#### Data for this task
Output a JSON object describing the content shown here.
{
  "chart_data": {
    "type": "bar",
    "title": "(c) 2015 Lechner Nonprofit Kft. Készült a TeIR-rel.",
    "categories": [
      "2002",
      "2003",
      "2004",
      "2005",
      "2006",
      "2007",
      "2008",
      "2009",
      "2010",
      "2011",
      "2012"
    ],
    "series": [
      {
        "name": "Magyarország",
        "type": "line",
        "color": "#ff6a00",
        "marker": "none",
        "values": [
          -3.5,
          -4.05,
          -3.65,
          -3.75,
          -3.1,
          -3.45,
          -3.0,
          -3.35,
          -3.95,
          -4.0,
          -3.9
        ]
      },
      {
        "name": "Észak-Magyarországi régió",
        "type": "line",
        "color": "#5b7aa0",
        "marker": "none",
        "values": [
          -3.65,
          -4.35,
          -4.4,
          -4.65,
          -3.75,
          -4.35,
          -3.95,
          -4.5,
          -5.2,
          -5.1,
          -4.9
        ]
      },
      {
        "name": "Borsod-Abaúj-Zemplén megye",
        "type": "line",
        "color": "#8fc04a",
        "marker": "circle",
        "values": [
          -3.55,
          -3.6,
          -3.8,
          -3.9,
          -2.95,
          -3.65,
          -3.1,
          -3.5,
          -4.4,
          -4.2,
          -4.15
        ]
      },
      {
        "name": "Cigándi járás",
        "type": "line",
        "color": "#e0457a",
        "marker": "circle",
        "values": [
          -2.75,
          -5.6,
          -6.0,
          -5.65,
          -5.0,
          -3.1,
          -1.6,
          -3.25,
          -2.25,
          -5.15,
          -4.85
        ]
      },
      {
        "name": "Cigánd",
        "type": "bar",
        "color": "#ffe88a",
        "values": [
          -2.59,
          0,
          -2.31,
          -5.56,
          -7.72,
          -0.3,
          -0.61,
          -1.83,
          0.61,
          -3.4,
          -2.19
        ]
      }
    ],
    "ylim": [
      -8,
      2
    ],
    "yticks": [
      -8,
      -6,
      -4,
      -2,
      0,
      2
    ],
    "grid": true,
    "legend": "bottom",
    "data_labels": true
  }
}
########
§ Stated goal
Each line of the listing should be echoed back exactly.

§ Problem solution
Output a JSON object describing the content shown here.
{
  "chart_data": {
    "type": "bar",
    "title": "(c) 2015 Lechner Nonprofit Kft. Készült a TeIR-rel.",
    "categories": [
      "2002",
      "2003",
      "2004",
      "2005",
      "2006",
      "2007",
      "2008",
      "2009",
      "2010",
      "2011",
      "2012"
    ],
    "series": [
      {
        "name": "Magyarország",
        "type": "line",
        "color": "#ff6a00",
        "marker": "none",
        "values": [
          -3.5,
          -4.05,
          -3.65,
          -3.75,
          -3.1,
          -3.45,
          -3.0,
          -3.35,
          -3.95,
          -4.0,
          -3.9
        ]
      },
      {
        "name": "Észak-Magyarországi régió",
        "type": "line",
        "color": "#5b7aa0",
        "marker": "none",
        "values": [
          -3.65,
          -4.35,
          -4.4,
          -4.65,
          -3.75,
          -4.35,
          -3.95,
          -4.5,
          -5.2,
          -5.1,
          -4.9
        ]
      },
      {
        "name": "Borsod-Abaúj-Zemplén megye",
        "type": "line",
        "color": "#8fc04a",
        "marker": "circle",
        "values": [
          -3.55,
          -3.6,
          -3.8,
          -3.9,
          -2.95,
          -3.65,
          -3.1,
          -3.5,
          -4.4,
          -4.2,
          -4.15
        ]
      },
      {
        "name": "Cigándi járás",
        "type": "line",
        "color": "#e0457a",
        "marker": "circle",
        "values": [
          -2.75,
          -5.6,
          -6.0,
          -5.65,
          -5.0,
          -3.1,
          -1.6,
          -3.25,
          -2.25,
          -5.15,
          -4.85
        ]
      },
      {
        "name": "Cigánd",
        "type": "bar",
        "color": "#ffe88a",
        "values": [
          -2.59,
          0,
          -2.31,
          -5.56,
          -7.72,
          -0.3,
          -0.61,
          -1.83,
          0.61,
          -3.4,
          -2.19
        ]
      }
    ],
    "ylim": [
      -8,
      2
    ],
    "yticks": [
      -8,
      -6,
      -4,
      -2,
      0,
      2
    ],
    "grid": true,
    "legend": "bottom",
    "data_labels": true
  }
}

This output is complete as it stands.